- **AIM OF THE TASK**
Repeat the whole of the data, keeping every detail the same.

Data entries
>> begin

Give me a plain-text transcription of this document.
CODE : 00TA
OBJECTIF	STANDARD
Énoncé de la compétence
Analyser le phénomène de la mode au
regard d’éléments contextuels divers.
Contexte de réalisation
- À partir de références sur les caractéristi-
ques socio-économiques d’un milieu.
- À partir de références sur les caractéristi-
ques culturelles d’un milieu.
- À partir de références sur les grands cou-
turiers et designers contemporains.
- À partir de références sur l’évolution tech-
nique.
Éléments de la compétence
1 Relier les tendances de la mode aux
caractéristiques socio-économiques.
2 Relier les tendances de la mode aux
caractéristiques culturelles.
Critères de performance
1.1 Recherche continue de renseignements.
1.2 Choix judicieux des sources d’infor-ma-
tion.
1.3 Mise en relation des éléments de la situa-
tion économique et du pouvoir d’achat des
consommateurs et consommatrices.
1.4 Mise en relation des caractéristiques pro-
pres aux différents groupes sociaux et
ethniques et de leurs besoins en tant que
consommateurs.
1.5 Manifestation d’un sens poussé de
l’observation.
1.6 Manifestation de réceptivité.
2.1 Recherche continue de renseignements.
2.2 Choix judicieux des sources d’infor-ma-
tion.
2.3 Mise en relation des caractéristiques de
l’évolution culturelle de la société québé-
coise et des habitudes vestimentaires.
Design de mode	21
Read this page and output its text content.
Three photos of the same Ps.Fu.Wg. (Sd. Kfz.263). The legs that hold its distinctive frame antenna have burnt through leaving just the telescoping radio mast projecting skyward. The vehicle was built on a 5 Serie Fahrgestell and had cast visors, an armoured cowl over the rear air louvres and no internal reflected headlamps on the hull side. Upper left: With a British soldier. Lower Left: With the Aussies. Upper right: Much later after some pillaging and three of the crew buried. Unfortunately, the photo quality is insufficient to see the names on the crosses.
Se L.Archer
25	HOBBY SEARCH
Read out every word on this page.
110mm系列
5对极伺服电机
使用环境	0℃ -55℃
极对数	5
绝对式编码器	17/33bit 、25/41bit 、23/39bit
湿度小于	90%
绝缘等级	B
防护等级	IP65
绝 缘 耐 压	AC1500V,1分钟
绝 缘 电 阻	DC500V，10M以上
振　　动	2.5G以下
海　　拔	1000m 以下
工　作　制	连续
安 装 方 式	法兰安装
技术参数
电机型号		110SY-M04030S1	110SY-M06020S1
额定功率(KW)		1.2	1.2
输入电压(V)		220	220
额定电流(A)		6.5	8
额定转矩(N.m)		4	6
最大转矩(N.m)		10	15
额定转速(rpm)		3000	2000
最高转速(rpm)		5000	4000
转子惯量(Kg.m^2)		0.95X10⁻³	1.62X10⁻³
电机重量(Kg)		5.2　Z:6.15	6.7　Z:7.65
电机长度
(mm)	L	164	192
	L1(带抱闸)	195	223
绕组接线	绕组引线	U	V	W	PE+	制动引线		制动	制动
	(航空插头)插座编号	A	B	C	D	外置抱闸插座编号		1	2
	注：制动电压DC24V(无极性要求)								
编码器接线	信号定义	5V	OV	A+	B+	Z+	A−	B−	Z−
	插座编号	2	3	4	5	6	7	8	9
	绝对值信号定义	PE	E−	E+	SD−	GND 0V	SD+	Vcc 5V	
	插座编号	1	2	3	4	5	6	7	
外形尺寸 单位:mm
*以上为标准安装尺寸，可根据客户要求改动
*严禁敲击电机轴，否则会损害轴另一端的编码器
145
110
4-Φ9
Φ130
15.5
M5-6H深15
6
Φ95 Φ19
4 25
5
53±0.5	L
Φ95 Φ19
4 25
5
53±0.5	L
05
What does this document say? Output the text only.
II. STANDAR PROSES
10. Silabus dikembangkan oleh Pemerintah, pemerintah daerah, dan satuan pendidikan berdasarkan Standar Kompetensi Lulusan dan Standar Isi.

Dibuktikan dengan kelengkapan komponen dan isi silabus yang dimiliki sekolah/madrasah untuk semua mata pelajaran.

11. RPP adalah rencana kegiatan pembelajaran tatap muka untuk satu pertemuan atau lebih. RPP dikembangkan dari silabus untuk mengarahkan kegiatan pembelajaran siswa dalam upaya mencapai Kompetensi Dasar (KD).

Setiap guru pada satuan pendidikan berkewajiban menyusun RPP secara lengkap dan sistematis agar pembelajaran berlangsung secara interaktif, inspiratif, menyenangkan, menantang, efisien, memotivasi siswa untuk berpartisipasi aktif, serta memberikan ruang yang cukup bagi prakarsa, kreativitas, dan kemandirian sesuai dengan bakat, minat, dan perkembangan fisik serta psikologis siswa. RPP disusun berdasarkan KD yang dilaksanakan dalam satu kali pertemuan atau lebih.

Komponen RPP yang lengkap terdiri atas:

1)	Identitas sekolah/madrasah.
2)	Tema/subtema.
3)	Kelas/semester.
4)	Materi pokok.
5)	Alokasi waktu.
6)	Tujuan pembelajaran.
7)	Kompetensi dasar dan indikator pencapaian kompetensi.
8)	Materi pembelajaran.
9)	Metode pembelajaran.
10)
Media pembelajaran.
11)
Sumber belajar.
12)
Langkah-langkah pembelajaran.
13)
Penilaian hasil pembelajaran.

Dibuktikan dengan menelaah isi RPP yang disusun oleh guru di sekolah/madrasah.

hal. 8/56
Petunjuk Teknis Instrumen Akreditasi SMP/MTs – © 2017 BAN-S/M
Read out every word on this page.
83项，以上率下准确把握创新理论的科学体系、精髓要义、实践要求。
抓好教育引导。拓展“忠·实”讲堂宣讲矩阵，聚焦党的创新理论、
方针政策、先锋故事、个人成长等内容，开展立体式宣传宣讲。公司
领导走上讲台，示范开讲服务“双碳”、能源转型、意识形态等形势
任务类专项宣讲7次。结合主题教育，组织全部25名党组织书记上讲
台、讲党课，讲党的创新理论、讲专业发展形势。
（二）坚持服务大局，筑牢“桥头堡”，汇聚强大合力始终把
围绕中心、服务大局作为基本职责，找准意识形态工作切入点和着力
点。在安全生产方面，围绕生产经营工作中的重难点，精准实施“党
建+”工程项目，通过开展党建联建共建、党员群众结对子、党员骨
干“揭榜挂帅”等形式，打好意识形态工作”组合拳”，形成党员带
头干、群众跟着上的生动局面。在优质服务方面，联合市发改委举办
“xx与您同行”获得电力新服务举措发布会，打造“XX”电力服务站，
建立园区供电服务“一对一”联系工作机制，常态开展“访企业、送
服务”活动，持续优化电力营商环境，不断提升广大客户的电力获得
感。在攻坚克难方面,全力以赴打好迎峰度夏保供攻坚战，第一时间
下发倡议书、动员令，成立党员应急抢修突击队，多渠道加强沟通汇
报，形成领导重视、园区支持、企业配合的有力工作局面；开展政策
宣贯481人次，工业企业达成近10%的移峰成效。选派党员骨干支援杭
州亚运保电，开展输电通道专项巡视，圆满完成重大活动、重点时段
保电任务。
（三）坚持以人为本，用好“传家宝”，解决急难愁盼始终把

>> end

- **RESPONSE TO THIS EXERCISE**
Give me a plain-text transcription of this document.
CODE : 00TA
OBJECTIF	STANDARD
Énoncé de la compétence
Analyser le phénomène de la mode au
regard d’éléments contextuels divers.
Contexte de réalisation
- À partir de références sur les caractéristi-
ques socio-économiques d’un milieu.
- À partir de références sur les caractéristi-
ques culturelles d’un milieu.
- À partir de références sur les grands cou-
turiers et designers contemporains.
- À partir de références sur l’évolution tech-
nique.
Éléments de la compétence
1 Relier les tendances de la mode aux
caractéristiques socio-économiques.
2 Relier les tendances de la mode aux
caractéristiques culturelles.
Critères de performance
1.1 Recherche continue de renseignements.
1.2 Choix judicieux des sources d’infor-ma-
tion.
1.3 Mise en relation des éléments de la situa-
tion économique et du pouvoir d’achat des
consommateurs et consommatrices.
1.4 Mise en relation des caractéristiques pro-
pres aux différents groupes sociaux et
ethniques et de leurs besoins en tant que
consommateurs.
1.5 Manifestation d’un sens poussé de
l’observation.
1.6 Manifestation de réceptivité.
2.1 Recherche continue de renseignements.
2.2 Choix judicieux des sources d’infor-ma-
tion.
2.3 Mise en relation des caractéristiques de
l’évolution culturelle de la société québé-
coise et des habitudes vestimentaires.
Design de mode	21
Read this page and output its text content.
Three photos of the same Ps.Fu.Wg. (Sd. Kfz.263). The legs that hold its distinctive frame antenna have burnt through leaving just the telescoping radio mast projecting skyward. The vehicle was built on a 5 Serie Fahrgestell and had cast visors, an armoured cowl over the rear air louvres and no internal reflected headlamps on the hull side. Upper left: With a British soldier. Lower Left: With the Aussies. Upper right: Much later after some pillaging and three of the crew buried. Unfortunately, the photo quality is insufficient to see the names on the crosses.
Se L.Archer
25	HOBBY SEARCH
Read out every word on this page.
110mm系列
5对极伺服电机
使用环境	0℃ -55℃
极对数	5
绝对式编码器	17/33bit 、25/41bit 、23/39bit
湿度小于	90%
绝缘等级	B
防护等级	IP65
绝 缘 耐 压	AC1500V,1分钟
绝 缘 电 阻	DC500V，10M以上
振　　动	2.5G以下
海　　拔	1000m 以下
工　作　制	连续
安 装 方 式	法兰安装
技术参数
电机型号		110SY-M04030S1	110SY-M06020S1
额定功率(KW)		1.2	1.2
输入电压(V)		220	220
额定电流(A)		6.5	8
额定转矩(N.m)		4	6
最大转矩(N.m)		10	15
额定转速(rpm)		3000	2000
最高转速(rpm)		5000	4000
转子惯量(Kg.m^2)		0.95X10⁻³	1.62X10⁻³
电机重量(Kg)		5.2　Z:6.15	6.7　Z:7.65
电机长度
(mm)	L	164	192
	L1(带抱闸)	195	223
绕组接线	绕组引线	U	V	W	PE+	制动引线		制动	制动
	(航空插头)插座编号	A	B	C	D	外置抱闸插座编号		1	2
	注：制动电压DC24V(无极性要求)								
编码器接线	信号定义	5V	OV	A+	B+	Z+	A−	B−	Z−
	插座编号	2	3	4	5	6	7	8	9
	绝对值信号定义	PE	E−	E+	SD−	GND 0V	SD+	Vcc 5V	
	插座编号	1	2	3	4	5	6	7	
外形尺寸 单位:mm
*以上为标准安装尺寸，可根据客户要求改动
*严禁敲击电机轴，否则会损害轴另一端的编码器
145
110
4-Φ9
Φ130
15.5
M5-6H深15
6
Φ95 Φ19
4 25
5
53±0.5	L
Φ95 Φ19
4 25
5
53±0.5	L
05
What does this document say? Output the text only.
II. STANDAR PROSES
10. Silabus dikembangkan oleh Pemerintah, pemerintah daerah, dan satuan pendidikan berdasarkan Standar Kompetensi Lulusan dan Standar Isi.

Dibuktikan dengan kelengkapan komponen dan isi silabus yang dimiliki sekolah/madrasah untuk semua mata pelajaran.

11. RPP adalah rencana kegiatan pembelajaran tatap muka untuk satu pertemuan atau lebih. RPP dikembangkan dari silabus untuk mengarahkan kegiatan pembelajaran siswa dalam upaya mencapai Kompetensi Dasar (KD).

Setiap guru pada satuan pendidikan berkewajiban menyusun RPP secara lengkap dan sistematis agar pembelajaran berlangsung secara interaktif, inspiratif, menyenangkan, menantang, efisien, memotivasi siswa untuk berpartisipasi aktif, serta memberikan ruang yang cukup bagi prakarsa, kreativitas, dan kemandirian sesuai dengan bakat, minat, dan perkembangan fisik serta psikologis siswa. RPP disusun berdasarkan KD yang dilaksanakan dalam satu kali pertemuan atau lebih.

Komponen RPP yang lengkap terdiri atas:

1)	Identitas sekolah/madrasah.
2)	Tema/subtema.
3)	Kelas/semester.
4)	Materi pokok.
5)	Alokasi waktu.
6)	Tujuan pembelajaran.
7)	Kompetensi dasar dan indikator pencapaian kompetensi.
8)	Materi pembelajaran.
9)	Metode pembelajaran.
10)
Media pembelajaran.
11)
Sumber belajar.
12)
Langkah-langkah pembelajaran.
13)
Penilaian hasil pembelajaran.

Dibuktikan dengan menelaah isi RPP yang disusun oleh guru di sekolah/madrasah.

hal. 8/56
Petunjuk Teknis Instrumen Akreditasi SMP/MTs – © 2017 BAN-S/M
Read out every word on this page.
83项，以上率下准确把握创新理论的科学体系、精髓要义、实践要求。
抓好教育引导。拓展“忠·实”讲堂宣讲矩阵，聚焦党的创新理论、
方针政策、先锋故事、个人成长等内容，开展立体式宣传宣讲。公司
领导走上讲台，示范开讲服务“双碳”、能源转型、意识形态等形势
任务类专项宣讲7次。结合主题教育，组织全部25名党组织书记上讲
台、讲党课，讲党的创新理论、讲专业发展形势。
（二）坚持服务大局，筑牢“桥头堡”，汇聚强大合力始终把
围绕中心、服务大局作为基本职责，找准意识形态工作切入点和着力
点。在安全生产方面，围绕生产经营工作中的重难点，精准实施“党
建+”工程项目，通过开展党建联建共建、党员群众结对子、党员骨
干“揭榜挂帅”等形式，打好意识形态工作”组合拳”，形成党员带
头干、群众跟着上的生动局面。在优质服务方面，联合市发改委举办
“xx与您同行”获得电力新服务举措发布会，打造“XX”电力服务站，
建立园区供电服务“一对一”联系工作机制，常态开展“访企业、送
服务”活动，持续优化电力营商环境，不断提升广大客户的电力获得
感。在攻坚克难方面,全力以赴打好迎峰度夏保供攻坚战，第一时间
下发倡议书、动员令，成立党员应急抢修突击队，多渠道加强沟通汇
报，形成领导重视、园区支持、企业配合的有力工作局面；开展政策
宣贯481人次，工业企业达成近10%的移峰成效。选派党员骨干支援杭
州亚运保电，开展输电通道专项巡视，圆满完成重大活动、重点时段
保电任务。
（三）坚持以人为本，用好“传家宝”，解决急难愁盼始终把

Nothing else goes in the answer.